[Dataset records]
________
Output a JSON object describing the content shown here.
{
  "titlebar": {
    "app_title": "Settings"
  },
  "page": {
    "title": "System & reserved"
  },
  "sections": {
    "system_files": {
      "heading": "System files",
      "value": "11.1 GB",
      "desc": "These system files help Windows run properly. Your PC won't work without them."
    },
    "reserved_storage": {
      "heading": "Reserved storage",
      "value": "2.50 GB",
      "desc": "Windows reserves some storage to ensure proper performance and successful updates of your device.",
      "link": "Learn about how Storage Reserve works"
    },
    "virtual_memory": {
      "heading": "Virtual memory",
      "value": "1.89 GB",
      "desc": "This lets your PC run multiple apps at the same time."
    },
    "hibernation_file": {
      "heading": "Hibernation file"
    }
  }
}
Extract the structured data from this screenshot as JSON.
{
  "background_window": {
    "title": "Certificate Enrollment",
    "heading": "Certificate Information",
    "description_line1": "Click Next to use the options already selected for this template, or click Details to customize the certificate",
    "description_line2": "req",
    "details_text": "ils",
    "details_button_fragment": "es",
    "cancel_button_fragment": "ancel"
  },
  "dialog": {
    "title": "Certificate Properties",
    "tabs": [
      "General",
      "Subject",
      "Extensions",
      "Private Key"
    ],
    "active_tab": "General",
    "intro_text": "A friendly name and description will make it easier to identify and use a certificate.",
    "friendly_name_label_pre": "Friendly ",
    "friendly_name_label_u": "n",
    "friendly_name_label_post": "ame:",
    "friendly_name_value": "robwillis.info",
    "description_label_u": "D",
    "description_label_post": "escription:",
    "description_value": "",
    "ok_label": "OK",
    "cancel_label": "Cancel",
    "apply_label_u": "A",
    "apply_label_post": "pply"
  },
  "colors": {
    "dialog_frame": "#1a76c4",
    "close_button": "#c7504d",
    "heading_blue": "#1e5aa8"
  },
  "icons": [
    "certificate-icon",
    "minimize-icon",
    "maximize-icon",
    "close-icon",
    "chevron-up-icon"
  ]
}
________
- Directions for this task -
Each entry is to be returned in full, character for character.

- Result below -
Output a JSON object describing the content shown here.
{
  "titlebar": {
    "app_title": "Settings"
  },
  "page": {
    "title": "System & reserved"
  },
  "sections": {
    "system_files": {
      "heading": "System files",
      "value": "11.1 GB",
      "desc": "These system files help Windows run properly. Your PC won't work without them."
    },
    "reserved_storage": {
      "heading": "Reserved storage",
      "value": "2.50 GB",
      "desc": "Windows reserves some storage to ensure proper performance and successful updates of your device.",
      "link": "Learn about how Storage Reserve works"
    },
    "virtual_memory": {
      "heading": "Virtual memory",
      "value": "1.89 GB",
      "desc": "This lets your PC run multiple apps at the same time."
    },
    "hibernation_file": {
      "heading": "Hibernation file"
    }
  }
}
Extract the structured data from this screenshot as JSON.
{
  "background_window": {
    "title": "Certificate Enrollment",
    "heading": "Certificate Information",
    "description_line1": "Click Next to use the options already selected for this template, or click Details to customize the certificate",
    "description_line2": "req",
    "details_text": "ils",
    "details_button_fragment": "es",
    "cancel_button_fragment": "ancel"
  },
  "dialog": {
    "title": "Certificate Properties",
    "tabs": [
      "General",
      "Subject",
      "Extensions",
      "Private Key"
    ],
    "active_tab": "General",
    "intro_text": "A friendly name and description will make it easier to identify and use a certificate.",
    "friendly_name_label_pre": "Friendly ",
    "friendly_name_label_u": "n",
    "friendly_name_label_post": "ame:",
    "friendly_name_value": "robwillis.info",
    "description_label_u": "D",
    "description_label_post": "escription:",
    "description_value": "",
    "ok_label": "OK",
    "cancel_label": "Cancel",
    "apply_label_u": "A",
    "apply_label_post": "pply"
  },
  "colors": {
    "dialog_frame": "#1a76c4",
    "close_button": "#c7504d",
    "heading_blue": "#1e5aa8"
  },
  "icons": [
    "certificate-icon",
    "minimize-icon",
    "maximize-icon",
    "close-icon",
    "chevron-up-icon"
  ]
}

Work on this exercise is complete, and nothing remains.